[Start of DATA SUPPLIED]

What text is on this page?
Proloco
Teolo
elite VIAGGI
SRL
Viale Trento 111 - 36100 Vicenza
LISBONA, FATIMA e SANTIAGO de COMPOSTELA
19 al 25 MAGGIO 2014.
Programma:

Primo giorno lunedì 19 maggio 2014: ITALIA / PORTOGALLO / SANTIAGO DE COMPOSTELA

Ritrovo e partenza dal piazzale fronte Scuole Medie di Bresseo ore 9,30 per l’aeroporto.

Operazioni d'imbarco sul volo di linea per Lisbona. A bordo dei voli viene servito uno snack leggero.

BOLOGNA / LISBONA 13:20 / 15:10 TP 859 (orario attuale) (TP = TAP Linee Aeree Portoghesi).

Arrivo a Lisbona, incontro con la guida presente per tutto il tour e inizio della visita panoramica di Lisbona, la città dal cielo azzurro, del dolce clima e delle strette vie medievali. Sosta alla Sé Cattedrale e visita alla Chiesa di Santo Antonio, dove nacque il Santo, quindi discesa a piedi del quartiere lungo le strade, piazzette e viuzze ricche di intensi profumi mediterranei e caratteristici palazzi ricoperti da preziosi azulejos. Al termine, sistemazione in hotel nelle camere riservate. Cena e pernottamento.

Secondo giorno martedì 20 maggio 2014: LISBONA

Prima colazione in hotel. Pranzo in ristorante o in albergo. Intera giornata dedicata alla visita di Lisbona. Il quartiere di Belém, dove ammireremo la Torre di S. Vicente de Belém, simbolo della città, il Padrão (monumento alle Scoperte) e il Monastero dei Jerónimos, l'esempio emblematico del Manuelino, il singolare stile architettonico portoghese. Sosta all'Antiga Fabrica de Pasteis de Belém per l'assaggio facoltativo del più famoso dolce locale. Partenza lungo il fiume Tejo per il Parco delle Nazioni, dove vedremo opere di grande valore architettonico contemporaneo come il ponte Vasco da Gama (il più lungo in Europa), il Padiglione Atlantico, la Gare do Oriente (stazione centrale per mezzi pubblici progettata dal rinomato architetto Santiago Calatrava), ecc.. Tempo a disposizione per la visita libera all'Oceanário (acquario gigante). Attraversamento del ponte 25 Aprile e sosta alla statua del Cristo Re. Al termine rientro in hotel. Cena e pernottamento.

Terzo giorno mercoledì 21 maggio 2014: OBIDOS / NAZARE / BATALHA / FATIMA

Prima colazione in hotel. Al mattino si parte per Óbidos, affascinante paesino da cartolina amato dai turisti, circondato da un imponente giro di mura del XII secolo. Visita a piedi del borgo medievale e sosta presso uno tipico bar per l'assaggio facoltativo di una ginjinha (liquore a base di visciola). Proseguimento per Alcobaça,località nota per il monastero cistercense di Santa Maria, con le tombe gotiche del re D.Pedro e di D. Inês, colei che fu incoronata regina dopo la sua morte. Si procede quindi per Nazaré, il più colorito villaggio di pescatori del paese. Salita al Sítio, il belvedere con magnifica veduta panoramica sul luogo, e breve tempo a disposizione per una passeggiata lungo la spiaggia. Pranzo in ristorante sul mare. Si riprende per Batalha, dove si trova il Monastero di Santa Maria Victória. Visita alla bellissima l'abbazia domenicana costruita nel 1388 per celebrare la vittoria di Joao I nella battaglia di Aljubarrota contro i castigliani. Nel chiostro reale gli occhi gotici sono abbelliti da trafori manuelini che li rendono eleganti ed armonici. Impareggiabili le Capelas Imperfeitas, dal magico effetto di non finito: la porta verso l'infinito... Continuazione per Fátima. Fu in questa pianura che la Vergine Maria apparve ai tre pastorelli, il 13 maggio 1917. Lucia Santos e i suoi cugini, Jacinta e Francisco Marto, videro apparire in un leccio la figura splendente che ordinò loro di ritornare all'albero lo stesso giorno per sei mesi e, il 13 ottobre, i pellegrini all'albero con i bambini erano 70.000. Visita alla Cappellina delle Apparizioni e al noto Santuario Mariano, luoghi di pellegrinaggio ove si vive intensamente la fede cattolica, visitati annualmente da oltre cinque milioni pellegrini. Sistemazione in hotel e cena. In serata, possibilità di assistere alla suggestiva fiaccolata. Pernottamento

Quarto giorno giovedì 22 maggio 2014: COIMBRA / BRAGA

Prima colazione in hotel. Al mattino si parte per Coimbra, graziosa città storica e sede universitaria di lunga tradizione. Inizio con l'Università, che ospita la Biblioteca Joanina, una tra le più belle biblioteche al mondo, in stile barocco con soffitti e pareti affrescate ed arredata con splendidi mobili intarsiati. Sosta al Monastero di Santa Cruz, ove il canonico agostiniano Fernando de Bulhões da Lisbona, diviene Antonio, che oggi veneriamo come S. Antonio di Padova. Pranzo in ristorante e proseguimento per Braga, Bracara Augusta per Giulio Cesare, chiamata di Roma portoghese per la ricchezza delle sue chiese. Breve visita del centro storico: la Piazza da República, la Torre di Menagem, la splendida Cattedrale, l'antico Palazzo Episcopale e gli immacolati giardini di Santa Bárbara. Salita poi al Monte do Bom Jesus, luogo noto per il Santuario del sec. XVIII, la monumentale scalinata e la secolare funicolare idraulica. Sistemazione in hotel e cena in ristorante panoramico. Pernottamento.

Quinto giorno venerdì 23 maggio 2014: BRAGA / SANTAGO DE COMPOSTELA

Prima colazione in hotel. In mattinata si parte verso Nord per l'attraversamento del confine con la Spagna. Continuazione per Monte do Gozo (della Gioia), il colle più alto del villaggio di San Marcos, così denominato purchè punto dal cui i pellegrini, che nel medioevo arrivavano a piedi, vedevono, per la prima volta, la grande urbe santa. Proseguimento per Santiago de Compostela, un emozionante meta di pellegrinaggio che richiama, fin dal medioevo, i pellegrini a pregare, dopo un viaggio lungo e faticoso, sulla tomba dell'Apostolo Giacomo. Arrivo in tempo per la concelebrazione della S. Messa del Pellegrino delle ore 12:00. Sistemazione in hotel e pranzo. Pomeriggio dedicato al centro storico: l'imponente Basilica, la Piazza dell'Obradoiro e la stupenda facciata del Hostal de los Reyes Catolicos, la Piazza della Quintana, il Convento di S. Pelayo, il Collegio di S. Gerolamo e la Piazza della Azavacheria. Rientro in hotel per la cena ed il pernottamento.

[End of DATA SUPPLIED]
[Start of DATA SUPPLIED]

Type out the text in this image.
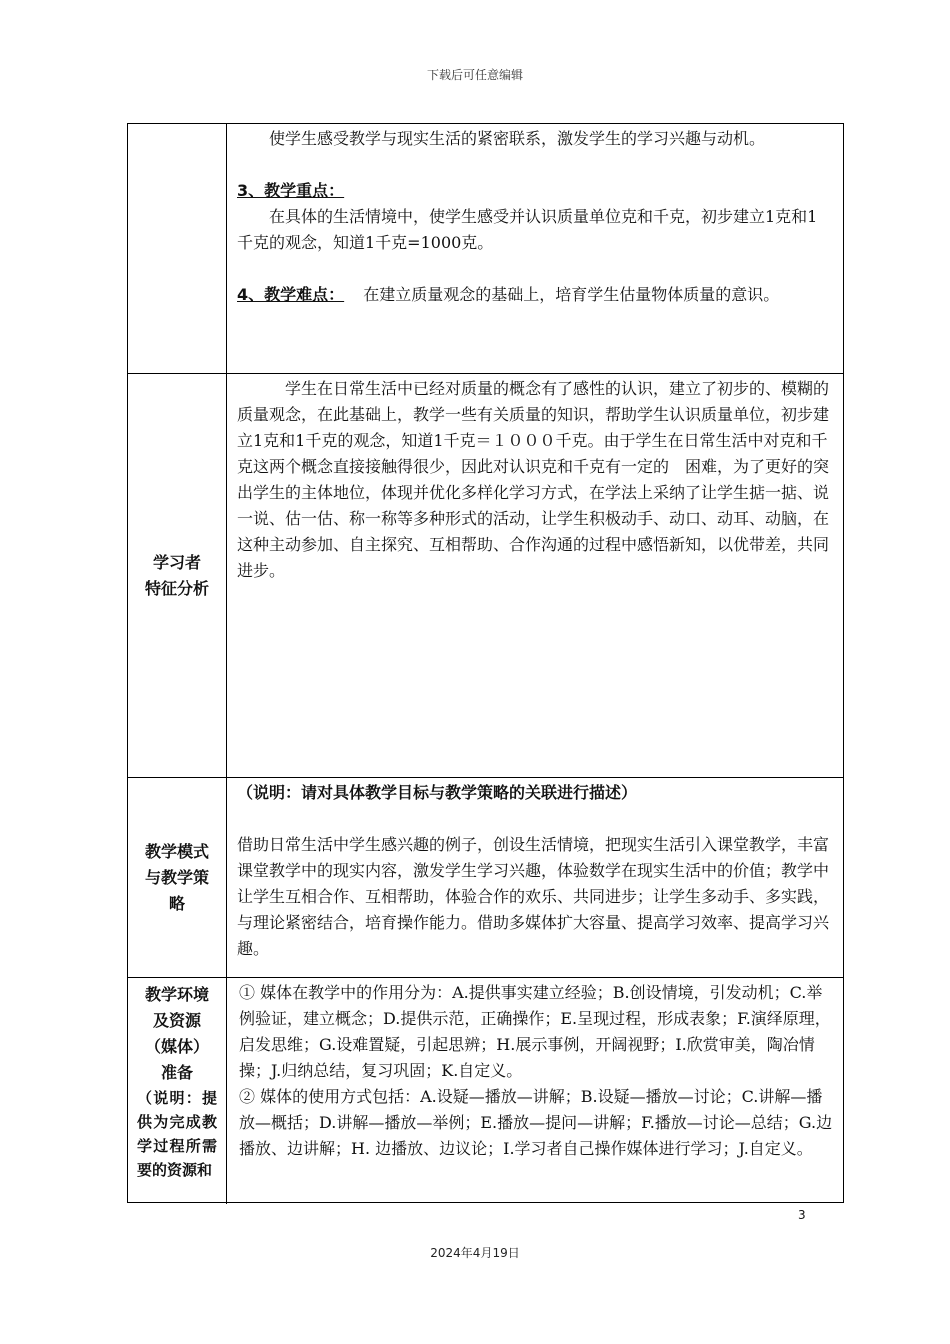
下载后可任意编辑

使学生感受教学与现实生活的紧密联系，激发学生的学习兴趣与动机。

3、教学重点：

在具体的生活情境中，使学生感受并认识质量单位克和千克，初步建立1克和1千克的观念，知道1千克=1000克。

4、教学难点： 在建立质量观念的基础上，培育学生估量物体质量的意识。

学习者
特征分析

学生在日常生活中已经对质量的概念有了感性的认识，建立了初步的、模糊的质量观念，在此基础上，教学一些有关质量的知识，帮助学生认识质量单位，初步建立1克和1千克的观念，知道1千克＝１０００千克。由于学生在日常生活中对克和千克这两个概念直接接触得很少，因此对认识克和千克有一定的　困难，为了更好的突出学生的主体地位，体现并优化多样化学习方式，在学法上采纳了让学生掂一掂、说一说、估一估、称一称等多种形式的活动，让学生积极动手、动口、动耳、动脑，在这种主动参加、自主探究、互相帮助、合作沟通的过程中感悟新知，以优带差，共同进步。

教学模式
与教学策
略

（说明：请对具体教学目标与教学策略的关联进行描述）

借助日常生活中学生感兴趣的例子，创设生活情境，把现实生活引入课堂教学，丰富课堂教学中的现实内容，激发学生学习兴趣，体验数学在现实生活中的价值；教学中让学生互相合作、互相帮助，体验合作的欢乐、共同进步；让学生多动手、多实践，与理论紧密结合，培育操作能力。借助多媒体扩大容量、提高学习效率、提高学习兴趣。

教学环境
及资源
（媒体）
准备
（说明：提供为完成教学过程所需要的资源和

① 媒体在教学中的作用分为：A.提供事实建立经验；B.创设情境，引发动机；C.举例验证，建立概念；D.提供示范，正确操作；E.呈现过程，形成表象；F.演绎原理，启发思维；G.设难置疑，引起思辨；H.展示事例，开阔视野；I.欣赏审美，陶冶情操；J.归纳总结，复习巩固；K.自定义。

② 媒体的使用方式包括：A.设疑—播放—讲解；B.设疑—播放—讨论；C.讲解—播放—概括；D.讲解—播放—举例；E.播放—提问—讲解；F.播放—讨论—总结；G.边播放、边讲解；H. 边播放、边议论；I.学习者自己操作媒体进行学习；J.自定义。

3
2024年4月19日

[End of DATA SUPPLIED]
[Start of DATA SUPPLIED]

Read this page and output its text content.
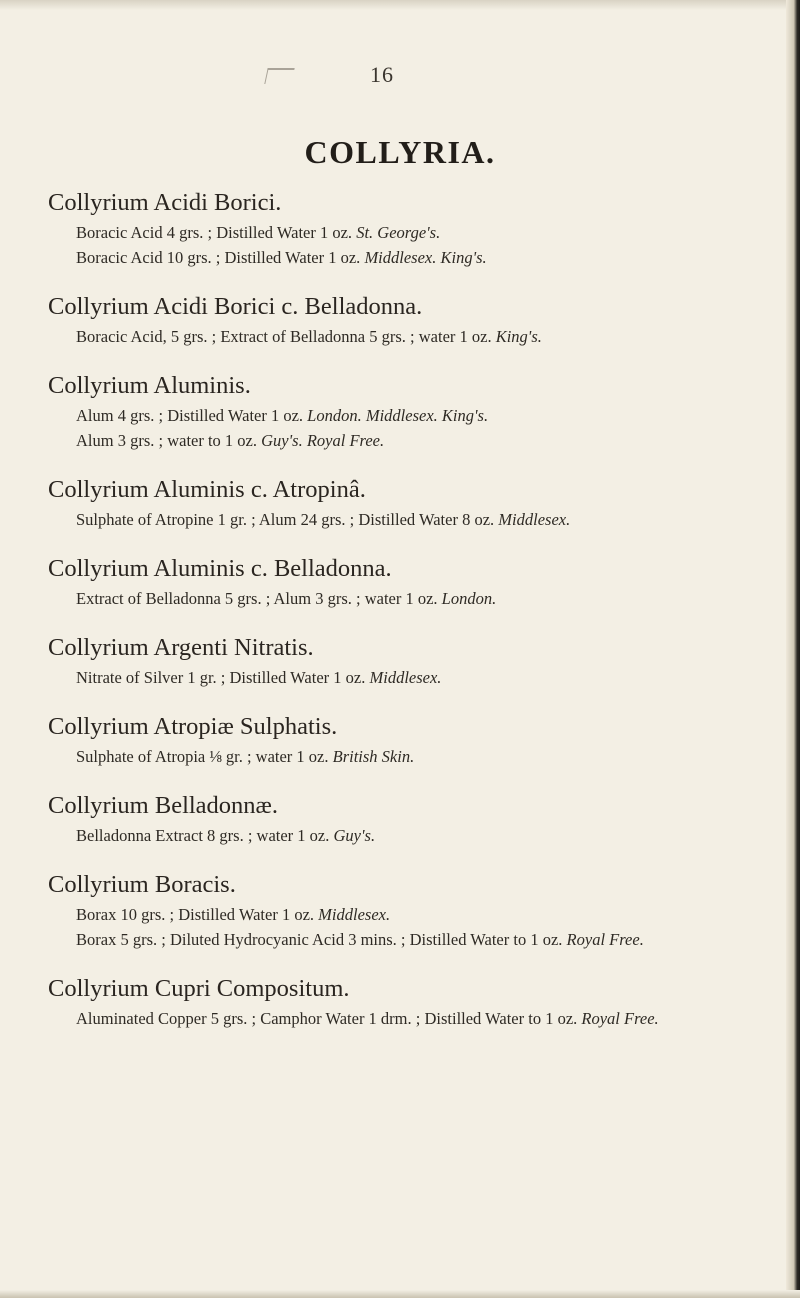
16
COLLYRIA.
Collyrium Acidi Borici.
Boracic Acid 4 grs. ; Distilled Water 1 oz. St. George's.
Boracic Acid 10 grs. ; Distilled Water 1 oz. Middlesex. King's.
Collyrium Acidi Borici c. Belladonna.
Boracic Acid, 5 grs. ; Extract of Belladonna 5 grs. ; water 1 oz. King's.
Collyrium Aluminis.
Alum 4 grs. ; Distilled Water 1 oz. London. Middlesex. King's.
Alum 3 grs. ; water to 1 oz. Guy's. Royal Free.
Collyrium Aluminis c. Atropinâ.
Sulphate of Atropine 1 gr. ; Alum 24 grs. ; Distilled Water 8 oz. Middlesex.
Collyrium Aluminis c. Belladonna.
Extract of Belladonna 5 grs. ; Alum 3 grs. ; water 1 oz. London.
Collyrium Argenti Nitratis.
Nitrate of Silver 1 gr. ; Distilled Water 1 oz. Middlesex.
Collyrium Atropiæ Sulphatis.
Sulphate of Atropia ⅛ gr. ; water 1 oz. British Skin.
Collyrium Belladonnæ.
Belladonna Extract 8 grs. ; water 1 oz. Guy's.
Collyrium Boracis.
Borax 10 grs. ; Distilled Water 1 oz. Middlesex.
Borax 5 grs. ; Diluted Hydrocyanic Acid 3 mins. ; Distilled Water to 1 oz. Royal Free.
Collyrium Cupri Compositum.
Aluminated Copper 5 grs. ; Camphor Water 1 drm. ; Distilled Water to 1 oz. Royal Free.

[End of DATA SUPPLIED]

■ GIVEN INSTRUCTION ■
Which lines hold the string "quartiere"? Copy all of them from the data above.

■ ANSWER FOR THIS EXERCISE ■
Arrivo a Lisbona, incontro con la guida presente per tutto il tour e inizio della visita panoramica di Lisbona, la città dal cielo azzurro, del dolce clima e delle strette vie medievali. Sosta alla Sé Cattedrale e visita alla Chiesa di Santo Antonio, dove nacque il Santo, quindi discesa a piedi del quartiere lungo le strade, piazzette e viuzze ricche di intensi profumi mediterranei e caratteristici palazzi ricoperti da preziosi azulejos. Al termine, sistemazione in hotel nelle camere riservate. Cena e pernottamento.
Prima colazione in hotel. Pranzo in ristorante o in albergo. Intera giornata dedicata alla visita di Lisbona. Il quartiere di Belém, dove ammireremo la Torre di S. Vicente de Belém, simbolo della città, il Padrão (monumento alle Scoperte) e il Monastero dei Jerónimos, l'esempio emblematico del Manuelino, il singolare stile architettonico portoghese. Sosta all'Antiga Fabrica de Pasteis de Belém per l'assaggio facoltativo del più famoso dolce locale. Partenza lungo il fiume Tejo per il Parco delle Nazioni, dove vedremo opere di grande valore architettonico contemporaneo come il ponte Vasco da Gama (il più lungo in Europa), il Padiglione Atlantico, la Gare do Oriente (stazione centrale per mezzi pubblici progettata dal rinomato architetto Santiago Calatrava), ecc.. Tempo a disposizione per la visita libera all'Oceanário (acquario gigante). Attraversamento del ponte 25 Aprile e sosta alla statua del Cristo Re. Al termine rientro in hotel. Cena e pernottamento.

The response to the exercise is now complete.